━━ Material shown

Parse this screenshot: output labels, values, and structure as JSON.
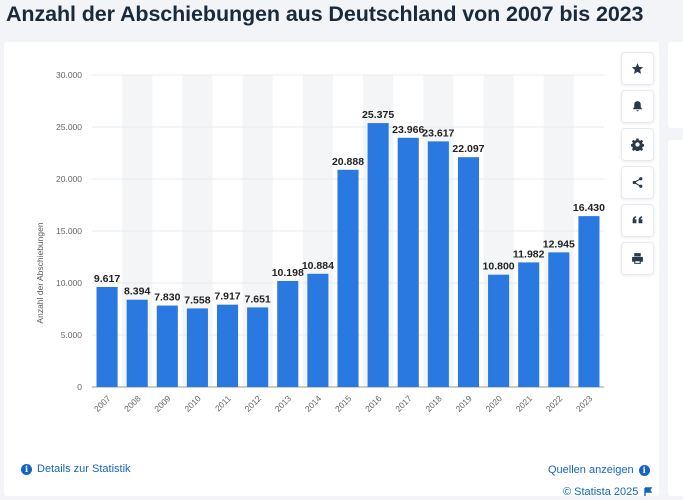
{
  "page": {
    "title": "Anzahl der Abschiebungen aus Deutschland von 2007 bis 2023"
  },
  "chart_data": {
    "type": "bar",
    "title": "Anzahl der Abschiebungen aus Deutschland von 2007 bis 2023",
    "xlabel": "",
    "ylabel": "Anzahl der Abschiebungen",
    "categories": [
      "2007",
      "2008",
      "2009",
      "2010",
      "2011",
      "2012",
      "2013",
      "2014",
      "2015",
      "2016",
      "2017",
      "2018",
      "2019",
      "2020",
      "2021",
      "2022",
      "2023"
    ],
    "values": [
      9617,
      8394,
      7830,
      7558,
      7917,
      7651,
      10198,
      10884,
      20888,
      25375,
      23966,
      23617,
      22097,
      10800,
      11982,
      12945,
      16430
    ],
    "value_labels": [
      "9.617",
      "8.394",
      "7.830",
      "7.558",
      "7.917",
      "7.651",
      "10.198",
      "10.884",
      "20.888",
      "25.375",
      "23.966",
      "23.617",
      "22.097",
      "10.800",
      "11.982",
      "12.945",
      "16.430"
    ],
    "ylim": [
      0,
      30000
    ],
    "yticks": [
      0,
      5000,
      10000,
      15000,
      20000,
      25000,
      30000
    ],
    "ytick_labels": [
      "0",
      "5.000",
      "10.000",
      "15.000",
      "20.000",
      "25.000",
      "30.000"
    ],
    "grid": true,
    "bar_color": "#2979e0"
  },
  "toolbar": {
    "buttons": [
      {
        "name": "star",
        "icon": "star-icon"
      },
      {
        "name": "bell",
        "icon": "bell-icon"
      },
      {
        "name": "settings",
        "icon": "gear-icon"
      },
      {
        "name": "share",
        "icon": "share-icon"
      },
      {
        "name": "cite",
        "icon": "quote-icon"
      },
      {
        "name": "print",
        "icon": "printer-icon"
      }
    ]
  },
  "footer": {
    "copyright": "© Statista 2025",
    "sources_link": "Quellen anzeigen",
    "details_link": "Details zur Statistik",
    "info_glyph": "i"
  },
  "colors": {
    "accent": "#1565c0",
    "bar": "#2979e0"
  }
}
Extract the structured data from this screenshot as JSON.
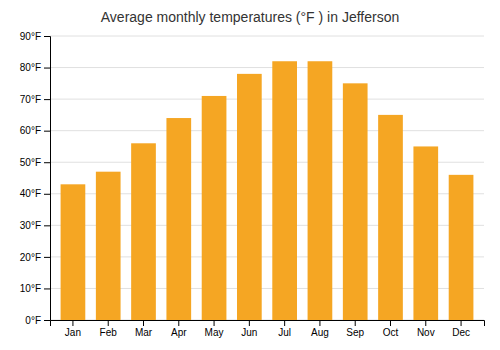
{
  "chart_data": {
    "type": "bar",
    "title": "Average monthly temperatures (°F ) in Jefferson",
    "categories": [
      "Jan",
      "Feb",
      "Mar",
      "Apr",
      "May",
      "Jun",
      "Jul",
      "Aug",
      "Sep",
      "Oct",
      "Nov",
      "Dec"
    ],
    "values": [
      43,
      47,
      56,
      64,
      71,
      78,
      82,
      82,
      75,
      65,
      55,
      46
    ],
    "color": "#F5A623",
    "ylim": [
      0,
      90
    ],
    "yticks": [
      {
        "value": 0,
        "label": "0°F"
      },
      {
        "value": 10,
        "label": "10°F"
      },
      {
        "value": 20,
        "label": "20°F"
      },
      {
        "value": 30,
        "label": "30°F"
      },
      {
        "value": 40,
        "label": "40°F"
      },
      {
        "value": 50,
        "label": "50°F"
      },
      {
        "value": 60,
        "label": "60°F"
      },
      {
        "value": 70,
        "label": "70°F"
      },
      {
        "value": 80,
        "label": "80°F"
      },
      {
        "value": 90,
        "label": "90°F"
      }
    ],
    "grid": true
  }
}
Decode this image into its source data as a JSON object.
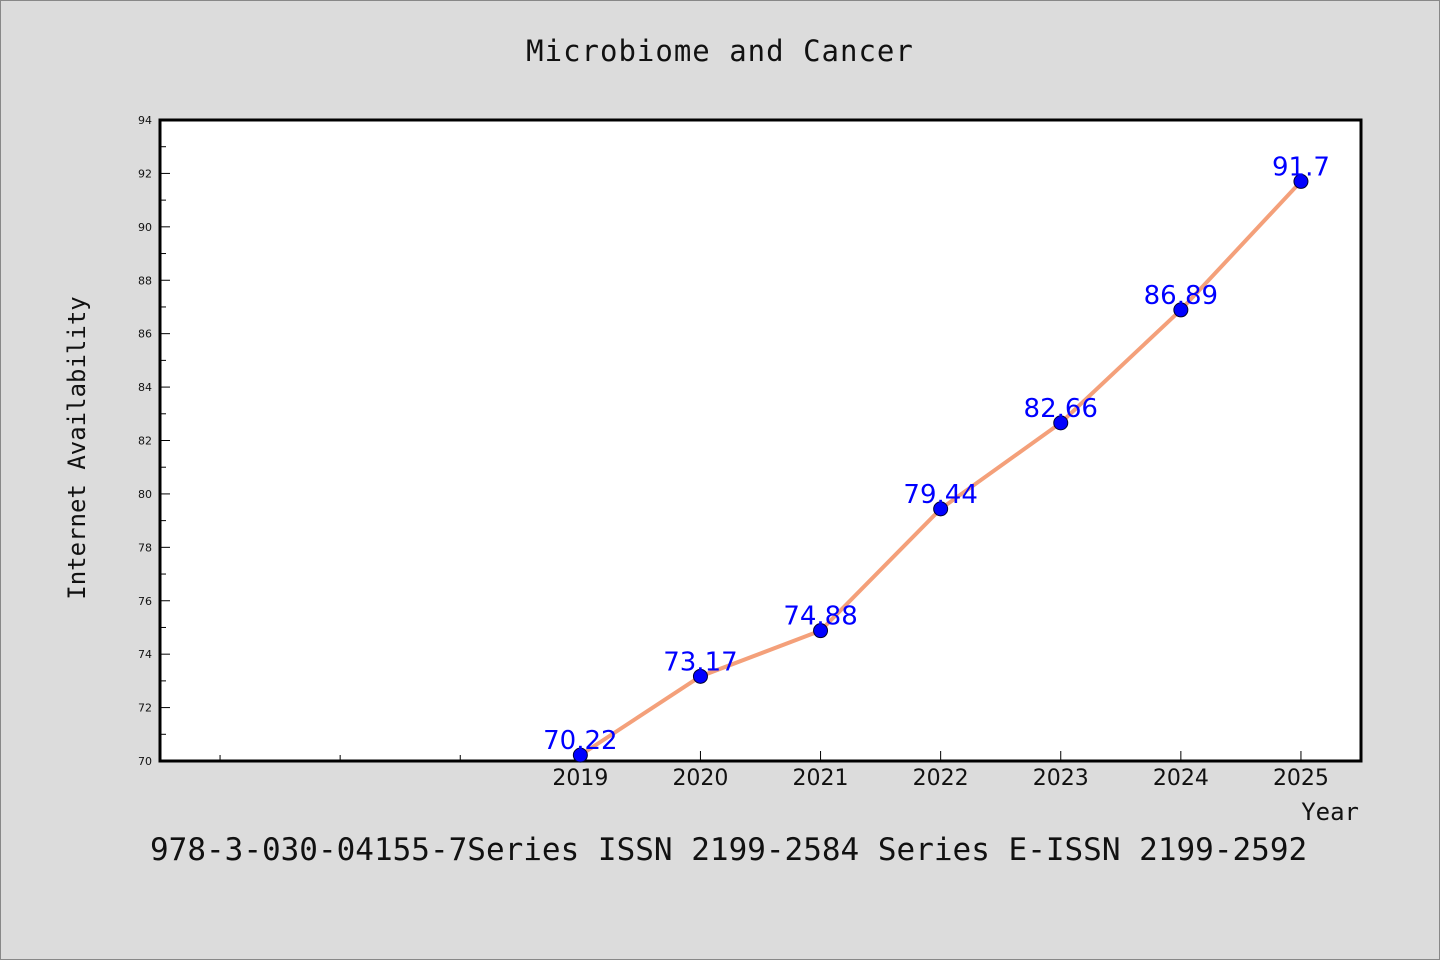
{
  "footer": "978-3-030-04155-7Series ISSN 2199-2584 Series E-ISSN 2199-2592",
  "colors": {
    "background": "#dcdcdc",
    "plot_background": "#ffffff",
    "line": "#f4a07a",
    "marker": "#0000ff",
    "label": "#0000ff"
  },
  "chart_data": {
    "type": "line",
    "title": "Microbiome and Cancer",
    "xlabel": "Year",
    "ylabel": "Internet Availability",
    "x": [
      "2019",
      "2020",
      "2021",
      "2022",
      "2023",
      "2024",
      "2025"
    ],
    "series": [
      {
        "values": [
          70.22,
          73.17,
          74.88,
          79.44,
          82.66,
          86.89,
          91.7
        ],
        "labels": [
          "70.22",
          "73.17",
          "74.88",
          "79.44",
          "82.66",
          "86.89",
          "91.7"
        ]
      }
    ],
    "ylim": [
      70,
      94
    ],
    "yticks": [
      "70",
      "72",
      "74",
      "76",
      "78",
      "80",
      "82",
      "84",
      "86",
      "88",
      "90",
      "92",
      "94"
    ],
    "xlim": [
      2015.5,
      2025.5
    ],
    "grid": false
  }
}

━━━━

» **Problem requirements**
Return all the lines that contain the string "this".

» **Finished task**
Parse this screenshot: output labels, values, and structure as JSON.
Extract the structured data from this screenshot as JSON.
Decode this image into its source data as a JSON object.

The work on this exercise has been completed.